====== Supplied material ======

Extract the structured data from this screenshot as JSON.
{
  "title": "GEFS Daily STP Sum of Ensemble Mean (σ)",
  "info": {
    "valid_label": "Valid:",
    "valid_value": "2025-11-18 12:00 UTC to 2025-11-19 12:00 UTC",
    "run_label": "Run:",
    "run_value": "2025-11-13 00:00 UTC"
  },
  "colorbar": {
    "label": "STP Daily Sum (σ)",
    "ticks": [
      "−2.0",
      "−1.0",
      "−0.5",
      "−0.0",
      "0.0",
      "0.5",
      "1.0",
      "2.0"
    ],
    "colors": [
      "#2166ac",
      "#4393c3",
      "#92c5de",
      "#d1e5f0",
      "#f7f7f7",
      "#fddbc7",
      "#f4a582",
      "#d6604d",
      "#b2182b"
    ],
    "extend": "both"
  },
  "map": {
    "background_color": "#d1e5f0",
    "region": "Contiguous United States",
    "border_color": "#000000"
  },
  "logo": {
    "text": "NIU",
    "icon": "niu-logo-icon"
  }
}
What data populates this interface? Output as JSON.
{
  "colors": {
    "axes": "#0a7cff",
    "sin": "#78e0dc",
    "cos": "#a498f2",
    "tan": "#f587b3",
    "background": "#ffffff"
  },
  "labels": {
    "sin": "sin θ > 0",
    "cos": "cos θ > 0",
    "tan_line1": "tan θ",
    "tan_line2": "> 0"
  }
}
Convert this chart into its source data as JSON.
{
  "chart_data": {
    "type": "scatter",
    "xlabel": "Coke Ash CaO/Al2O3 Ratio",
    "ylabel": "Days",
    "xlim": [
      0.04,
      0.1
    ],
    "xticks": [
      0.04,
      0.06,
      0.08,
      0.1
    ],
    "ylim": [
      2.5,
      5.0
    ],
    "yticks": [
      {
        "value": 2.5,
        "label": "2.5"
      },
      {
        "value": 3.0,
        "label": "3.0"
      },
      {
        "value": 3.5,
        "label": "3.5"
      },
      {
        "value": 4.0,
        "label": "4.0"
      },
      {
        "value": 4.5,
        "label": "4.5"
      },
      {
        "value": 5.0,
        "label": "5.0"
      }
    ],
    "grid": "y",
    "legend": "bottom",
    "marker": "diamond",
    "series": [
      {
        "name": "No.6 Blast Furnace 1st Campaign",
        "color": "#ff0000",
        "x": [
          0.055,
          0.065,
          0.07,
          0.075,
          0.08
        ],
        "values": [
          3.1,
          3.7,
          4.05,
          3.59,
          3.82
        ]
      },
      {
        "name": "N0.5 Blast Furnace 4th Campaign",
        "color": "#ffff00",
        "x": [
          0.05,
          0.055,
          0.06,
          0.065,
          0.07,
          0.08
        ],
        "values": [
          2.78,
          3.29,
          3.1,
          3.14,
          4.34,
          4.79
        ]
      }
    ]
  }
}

======

Problem statement:
Please reproduce each record precisely as written.

Response to the task:
Extract the structured data from this screenshot as JSON.
{
  "title": "GEFS Daily STP Sum of Ensemble Mean (σ)",
  "info": {
    "valid_label": "Valid:",
    "valid_value": "2025-11-18 12:00 UTC to 2025-11-19 12:00 UTC",
    "run_label": "Run:",
    "run_value": "2025-11-13 00:00 UTC"
  },
  "colorbar": {
    "label": "STP Daily Sum (σ)",
    "ticks": [
      "−2.0",
      "−1.0",
      "−0.5",
      "−0.0",
      "0.0",
      "0.5",
      "1.0",
      "2.0"
    ],
    "colors": [
      "#2166ac",
      "#4393c3",
      "#92c5de",
      "#d1e5f0",
      "#f7f7f7",
      "#fddbc7",
      "#f4a582",
      "#d6604d",
      "#b2182b"
    ],
    "extend": "both"
  },
  "map": {
    "background_color": "#d1e5f0",
    "region": "Contiguous United States",
    "border_color": "#000000"
  },
  "logo": {
    "text": "NIU",
    "icon": "niu-logo-icon"
  }
}
What data populates this interface? Output as JSON.
{
  "colors": {
    "axes": "#0a7cff",
    "sin": "#78e0dc",
    "cos": "#a498f2",
    "tan": "#f587b3",
    "background": "#ffffff"
  },
  "labels": {
    "sin": "sin θ > 0",
    "cos": "cos θ > 0",
    "tan_line1": "tan θ",
    "tan_line2": "> 0"
  }
}
Convert this chart into its source data as JSON.
{
  "chart_data": {
    "type": "scatter",
    "xlabel": "Coke Ash CaO/Al2O3 Ratio",
    "ylabel": "Days",
    "xlim": [
      0.04,
      0.1
    ],
    "xticks": [
      0.04,
      0.06,
      0.08,
      0.1
    ],
    "ylim": [
      2.5,
      5.0
    ],
    "yticks": [
      {
        "value": 2.5,
        "label": "2.5"
      },
      {
        "value": 3.0,
        "label": "3.0"
      },
      {
        "value": 3.5,
        "label": "3.5"
      },
      {
        "value": 4.0,
        "label": "4.0"
      },
      {
        "value": 4.5,
        "label": "4.5"
      },
      {
        "value": 5.0,
        "label": "5.0"
      }
    ],
    "grid": "y",
    "legend": "bottom",
    "marker": "diamond",
    "series": [
      {
        "name": "No.6 Blast Furnace 1st Campaign",
        "color": "#ff0000",
        "x": [
          0.055,
          0.065,
          0.07,
          0.075,
          0.08
        ],
        "values": [
          3.1,
          3.7,
          4.05,
          3.59,
          3.82
        ]
      },
      {
        "name": "N0.5 Blast Furnace 4th Campaign",
        "color": "#ffff00",
        "x": [
          0.05,
          0.055,
          0.06,
          0.065,
          0.07,
          0.08
        ],
        "values": [
          2.78,
          3.29,
          3.1,
          3.14,
          4.34,
          4.79
        ]
      }
    ]
  }
}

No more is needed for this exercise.